Exercise task:
Search the data for the string "their" and gather each line it is in.

===== Extracted data =====

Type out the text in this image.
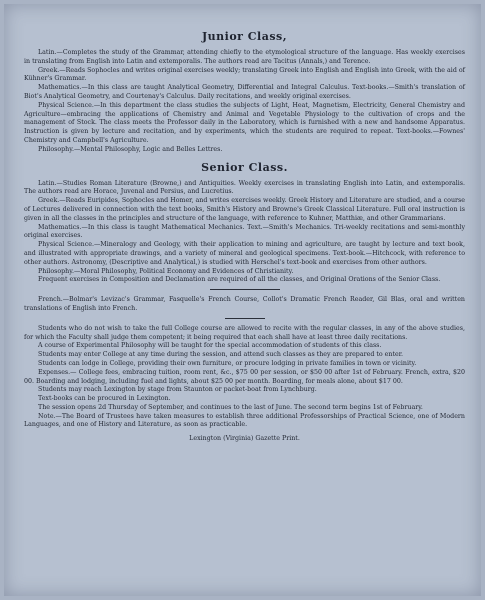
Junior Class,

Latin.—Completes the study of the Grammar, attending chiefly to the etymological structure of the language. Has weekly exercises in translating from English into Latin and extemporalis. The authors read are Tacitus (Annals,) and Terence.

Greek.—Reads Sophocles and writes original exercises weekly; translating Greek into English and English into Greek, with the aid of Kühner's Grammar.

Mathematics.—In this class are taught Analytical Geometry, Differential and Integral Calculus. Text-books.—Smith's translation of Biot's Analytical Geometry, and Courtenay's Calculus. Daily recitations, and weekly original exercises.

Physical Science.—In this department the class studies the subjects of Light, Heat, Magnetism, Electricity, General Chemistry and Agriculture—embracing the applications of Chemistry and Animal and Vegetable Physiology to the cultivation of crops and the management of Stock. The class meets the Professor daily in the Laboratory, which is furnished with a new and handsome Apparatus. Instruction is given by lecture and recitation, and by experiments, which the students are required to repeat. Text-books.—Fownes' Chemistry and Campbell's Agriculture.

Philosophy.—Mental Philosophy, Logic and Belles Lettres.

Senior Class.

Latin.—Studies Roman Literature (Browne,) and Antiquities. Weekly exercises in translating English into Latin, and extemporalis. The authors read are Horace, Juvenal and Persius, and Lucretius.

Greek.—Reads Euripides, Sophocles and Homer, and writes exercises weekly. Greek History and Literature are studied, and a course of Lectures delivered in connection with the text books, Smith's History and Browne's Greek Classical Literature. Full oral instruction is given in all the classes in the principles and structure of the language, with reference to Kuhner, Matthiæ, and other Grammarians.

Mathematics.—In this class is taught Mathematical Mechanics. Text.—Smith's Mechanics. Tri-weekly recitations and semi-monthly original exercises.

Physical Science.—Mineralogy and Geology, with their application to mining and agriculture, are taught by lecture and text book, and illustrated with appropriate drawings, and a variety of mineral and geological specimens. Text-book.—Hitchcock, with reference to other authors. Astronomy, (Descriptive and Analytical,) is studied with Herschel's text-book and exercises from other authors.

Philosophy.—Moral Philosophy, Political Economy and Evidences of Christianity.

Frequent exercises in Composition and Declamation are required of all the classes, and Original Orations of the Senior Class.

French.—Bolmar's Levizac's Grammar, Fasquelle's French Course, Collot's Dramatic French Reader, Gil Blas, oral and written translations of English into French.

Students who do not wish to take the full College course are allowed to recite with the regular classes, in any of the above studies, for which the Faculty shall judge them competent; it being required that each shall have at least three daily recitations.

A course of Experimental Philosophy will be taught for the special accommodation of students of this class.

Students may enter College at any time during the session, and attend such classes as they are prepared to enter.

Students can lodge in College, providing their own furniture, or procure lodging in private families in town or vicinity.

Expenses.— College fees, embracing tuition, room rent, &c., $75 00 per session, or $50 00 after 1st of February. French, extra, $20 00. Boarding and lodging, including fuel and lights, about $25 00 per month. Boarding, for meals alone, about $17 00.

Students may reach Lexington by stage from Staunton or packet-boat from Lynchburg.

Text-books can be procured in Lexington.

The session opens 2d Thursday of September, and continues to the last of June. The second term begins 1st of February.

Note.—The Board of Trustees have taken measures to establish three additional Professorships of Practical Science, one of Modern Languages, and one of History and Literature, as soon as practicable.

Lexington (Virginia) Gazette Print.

=====
===== Extracted data =====

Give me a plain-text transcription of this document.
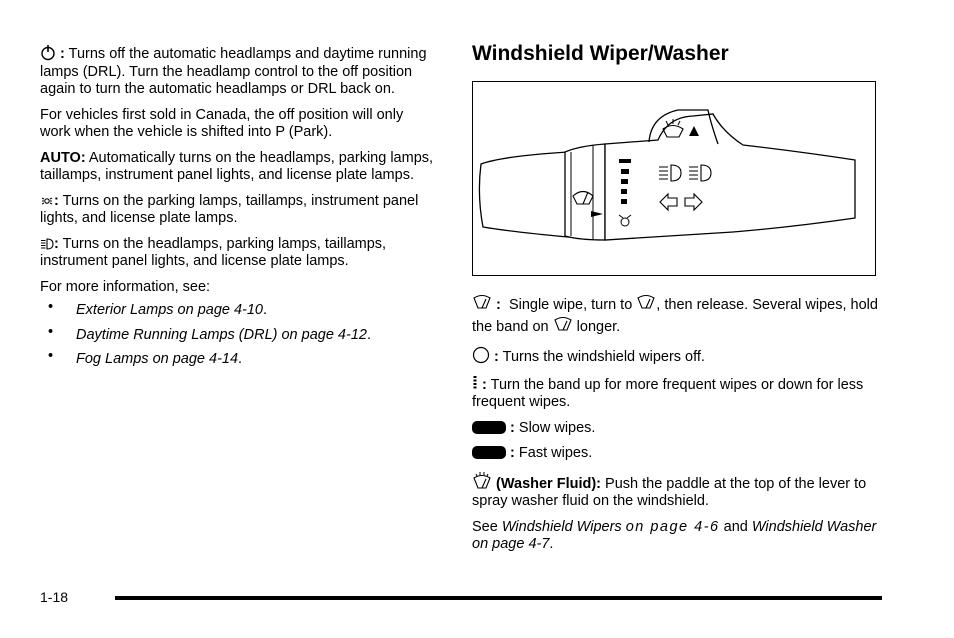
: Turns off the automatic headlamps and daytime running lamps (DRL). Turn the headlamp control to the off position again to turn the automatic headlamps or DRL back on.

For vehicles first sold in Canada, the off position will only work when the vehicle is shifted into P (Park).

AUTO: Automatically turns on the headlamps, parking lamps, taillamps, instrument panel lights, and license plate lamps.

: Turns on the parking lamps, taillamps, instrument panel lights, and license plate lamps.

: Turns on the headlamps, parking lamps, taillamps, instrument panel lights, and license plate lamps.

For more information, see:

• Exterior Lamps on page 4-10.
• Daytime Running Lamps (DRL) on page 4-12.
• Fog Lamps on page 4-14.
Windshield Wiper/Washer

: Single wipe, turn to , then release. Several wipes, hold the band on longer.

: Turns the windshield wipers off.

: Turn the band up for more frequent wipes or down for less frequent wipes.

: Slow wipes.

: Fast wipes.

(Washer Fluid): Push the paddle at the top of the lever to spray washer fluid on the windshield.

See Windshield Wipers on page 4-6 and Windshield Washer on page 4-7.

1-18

=====

Answer for this exercise:
Physical Science.—Mineralogy and Geology, with their application to mining and agriculture, are taught by lecture and text book, and illustrated with appropriate drawings, and a variety of mineral and geological specimens. Text-book.—Hitchcock, with reference to other authors. Astronomy, (Descriptive and Analytical,) is studied with Herschel's text-book and exercises from other authors.
Students can lodge in College, providing their own furniture, or procure lodging in private families in town or vicinity.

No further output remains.